> Stated problem: Retype the whole listing verbatim and keep the pictures out of it.

-=-=-=-=-

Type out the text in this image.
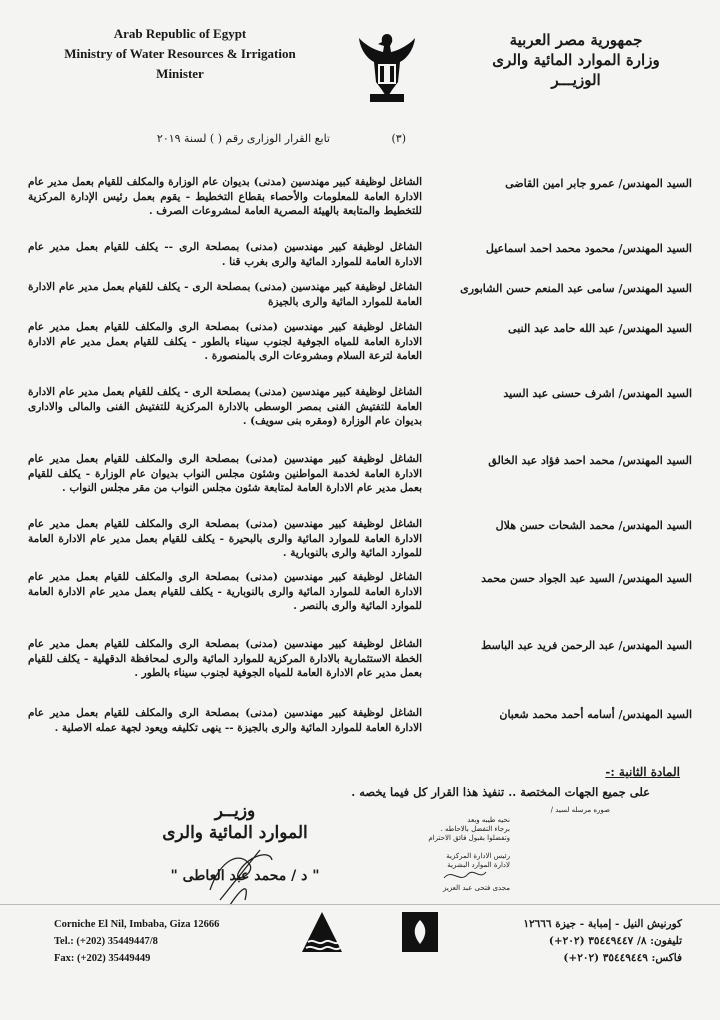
Arab Republic of Egypt
Ministry of Water Resources & Irrigation
Minister
جمهورية مصر العربية
وزارة الموارد المائية والرى
الوزيـــر
(٣)
تابع القرار الوزارى رقم ( ) لسنة ٢٠١٩
السيد المهندس/ عمرو جابر امين القاضى
الشاغل لوظيفة كبير مهندسين (مدنى) بديوان عام الوزارة والمكلف للقيام بعمل مدير عام الادارة العامة للمعلومات والأحصاء بقطاع التخطيط - يقوم بعمل رئيس الإدارة المركزية للتخطيط والمتابعة بالهيئة المصرية العامة لمشروعات الصرف .
السيد المهندس/ محمود محمد احمد اسماعيل
الشاغل لوظيفة كبير مهندسين (مدنى) بمصلحة الرى -- يكلف للقيام بعمل مدير عام الادارة العامة للموارد المائية والرى بغرب قنا .
السيد المهندس/ سامى عبد المنعم حسن الشابورى
الشاغل لوظيفة كبير مهندسين (مدنى) بمصلحة الرى - يكلف للقيام بعمل مدير عام الادارة العامة للموارد المائية والرى بالجيزة
السيد المهندس/ عبد الله حامد عبد النبى
الشاغل لوظيفة كبير مهندسين (مدنى) بمصلحة الرى والمكلف للقيام بعمل مدير عام الادارة العامة للمياه الجوفية لجنوب سيناء بالطور - يكلف للقيام بعمل مدير عام الادارة العامة لترعة السلام ومشروعات الرى بالمنصورة .
السيد المهندس/ اشرف حسنى عبد السيد
الشاغل لوظيفة كبير مهندسين (مدنى) بمصلحة الرى - يكلف للقيام بعمل مدير عام الادارة العامة للتفتيش الفنى بمصر الوسطى بالادارة المركزية للتفتيش الفنى والمالى والادارى بديوان عام الوزارة (ومقره بنى سويف) .
السيد المهندس/ محمد احمد فؤاد عبد الخالق
الشاغل لوظيفة كبير مهندسين (مدنى) بمصلحة الرى والمكلف للقيام بعمل مدير عام الادارة العامة لخدمة المواطنين وشئون مجلس النواب بديوان عام الوزارة - يكلف للقيام بعمل مدير عام الادارة العامة لمتابعة شئون مجلس النواب من مقر مجلس النواب .
السيد المهندس/ محمد الشحات حسن هلال
الشاغل لوظيفة كبير مهندسين (مدنى) بمصلحة الرى والمكلف للقيام بعمل مدير عام الادارة العامة للموارد المائية والرى بالبحيرة - يكلف للقيام بعمل مدير عام الادارة العامة للموارد المائية والرى بالنوبارية .
السيد المهندس/ السيد عبد الجواد حسن محمد
الشاغل لوظيفة كبير مهندسين (مدنى) بمصلحة الرى والمكلف للقيام بعمل مدير عام الادارة العامة للموارد المائية والرى بالنوبارية - يكلف للقيام بعمل مدير عام الادارة العامة للموارد المائية والرى بالنصر .
السيد المهندس/ عبد الرحمن فريد عبد الباسط
الشاغل لوظيفة كبير مهندسين (مدنى) بمصلحة الرى والمكلف للقيام بعمل مدير عام الخطة الاستثمارية بالادارة المركزية للموارد المائية والرى لمحافظة الدقهلية - يكلف للقيام بعمل مدير عام الادارة العامة للمياه الجوفية لجنوب سيناء بالطور .
السيد المهندس/ أسامه أحمد محمد شعبان
الشاغل لوظيفة كبير مهندسين (مدنى) بمصلحة الرى والمكلف للقيام بعمل مدير عام الادارة العامة للموارد المائية والرى بالجيزة -- ينهى تكليفه ويعود لجهة عمله الاصلية .
المادة الثانية :-
على جميع الجهات المختصة .. تنفيذ هذا القرار كل فيما يخصه .
وزيــر
الموارد المائية والرى
" د / محمد عبد العاطى "
صوره مرسله لسيد /
نحيه طيبه وبعد
برجاء التفضل بالاحاطه .
وتفضلوا بقبول فائق الاحترام
رئيس الادارة المركزية
لادارة الموارد البشرية
مجدى فتحى عبد العزيز
Corniche El Nil, Imbaba, Giza 12666
Tel.: (+202) 35449447/8
Fax: (+202) 35449449
كورنيش النيل - إمبابة - جيزة ١٢٦٦٦
تليفون: ٨/ ٣٥٤٤٩٤٤٧ (٢٠٢+)
فاكس: ٣٥٤٤٩٤٤٩ (٢٠٢+)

-=-=-=-=-

> Complete answer:
Type out the text in this image.
Arab Republic of Egypt
Ministry of Water Resources & Irrigation
Minister
جمهورية مصر العربية
وزارة الموارد المائية والرى
الوزيـــر
(٣)
تابع القرار الوزارى رقم ( ) لسنة ٢٠١٩
السيد المهندس/ عمرو جابر امين القاضى
الشاغل لوظيفة كبير مهندسين (مدنى) بديوان عام الوزارة والمكلف للقيام بعمل مدير عام الادارة العامة للمعلومات والأحصاء بقطاع التخطيط - يقوم بعمل رئيس الإدارة المركزية للتخطيط والمتابعة بالهيئة المصرية العامة لمشروعات الصرف .
السيد المهندس/ محمود محمد احمد اسماعيل
الشاغل لوظيفة كبير مهندسين (مدنى) بمصلحة الرى -- يكلف للقيام بعمل مدير عام الادارة العامة للموارد المائية والرى بغرب قنا .
السيد المهندس/ سامى عبد المنعم حسن الشابورى
الشاغل لوظيفة كبير مهندسين (مدنى) بمصلحة الرى - يكلف للقيام بعمل مدير عام الادارة العامة للموارد المائية والرى بالجيزة
السيد المهندس/ عبد الله حامد عبد النبى
الشاغل لوظيفة كبير مهندسين (مدنى) بمصلحة الرى والمكلف للقيام بعمل مدير عام الادارة العامة للمياه الجوفية لجنوب سيناء بالطور - يكلف للقيام بعمل مدير عام الادارة العامة لترعة السلام ومشروعات الرى بالمنصورة .
السيد المهندس/ اشرف حسنى عبد السيد
الشاغل لوظيفة كبير مهندسين (مدنى) بمصلحة الرى - يكلف للقيام بعمل مدير عام الادارة العامة للتفتيش الفنى بمصر الوسطى بالادارة المركزية للتفتيش الفنى والمالى والادارى بديوان عام الوزارة (ومقره بنى سويف) .
السيد المهندس/ محمد احمد فؤاد عبد الخالق
الشاغل لوظيفة كبير مهندسين (مدنى) بمصلحة الرى والمكلف للقيام بعمل مدير عام الادارة العامة لخدمة المواطنين وشئون مجلس النواب بديوان عام الوزارة - يكلف للقيام بعمل مدير عام الادارة العامة لمتابعة شئون مجلس النواب من مقر مجلس النواب .
السيد المهندس/ محمد الشحات حسن هلال
الشاغل لوظيفة كبير مهندسين (مدنى) بمصلحة الرى والمكلف للقيام بعمل مدير عام الادارة العامة للموارد المائية والرى بالبحيرة - يكلف للقيام بعمل مدير عام الادارة العامة للموارد المائية والرى بالنوبارية .
السيد المهندس/ السيد عبد الجواد حسن محمد
الشاغل لوظيفة كبير مهندسين (مدنى) بمصلحة الرى والمكلف للقيام بعمل مدير عام الادارة العامة للموارد المائية والرى بالنوبارية - يكلف للقيام بعمل مدير عام الادارة العامة للموارد المائية والرى بالنصر .
السيد المهندس/ عبد الرحمن فريد عبد الباسط
الشاغل لوظيفة كبير مهندسين (مدنى) بمصلحة الرى والمكلف للقيام بعمل مدير عام الخطة الاستثمارية بالادارة المركزية للموارد المائية والرى لمحافظة الدقهلية - يكلف للقيام بعمل مدير عام الادارة العامة للمياه الجوفية لجنوب سيناء بالطور .
السيد المهندس/ أسامه أحمد محمد شعبان
الشاغل لوظيفة كبير مهندسين (مدنى) بمصلحة الرى والمكلف للقيام بعمل مدير عام الادارة العامة للموارد المائية والرى بالجيزة -- ينهى تكليفه ويعود لجهة عمله الاصلية .
المادة الثانية :-
على جميع الجهات المختصة .. تنفيذ هذا القرار كل فيما يخصه .
وزيــر
الموارد المائية والرى
" د / محمد عبد العاطى "
صوره مرسله لسيد /
نحيه طيبه وبعد
برجاء التفضل بالاحاطه .
وتفضلوا بقبول فائق الاحترام
رئيس الادارة المركزية
لادارة الموارد البشرية
مجدى فتحى عبد العزيز
Corniche El Nil, Imbaba, Giza 12666
Tel.: (+202) 35449447/8
Fax: (+202) 35449449
كورنيش النيل - إمبابة - جيزة ١٢٦٦٦
تليفون: ٨/ ٣٥٤٤٩٤٤٧ (٢٠٢+)
فاكس: ٣٥٤٤٩٤٤٩ (٢٠٢+)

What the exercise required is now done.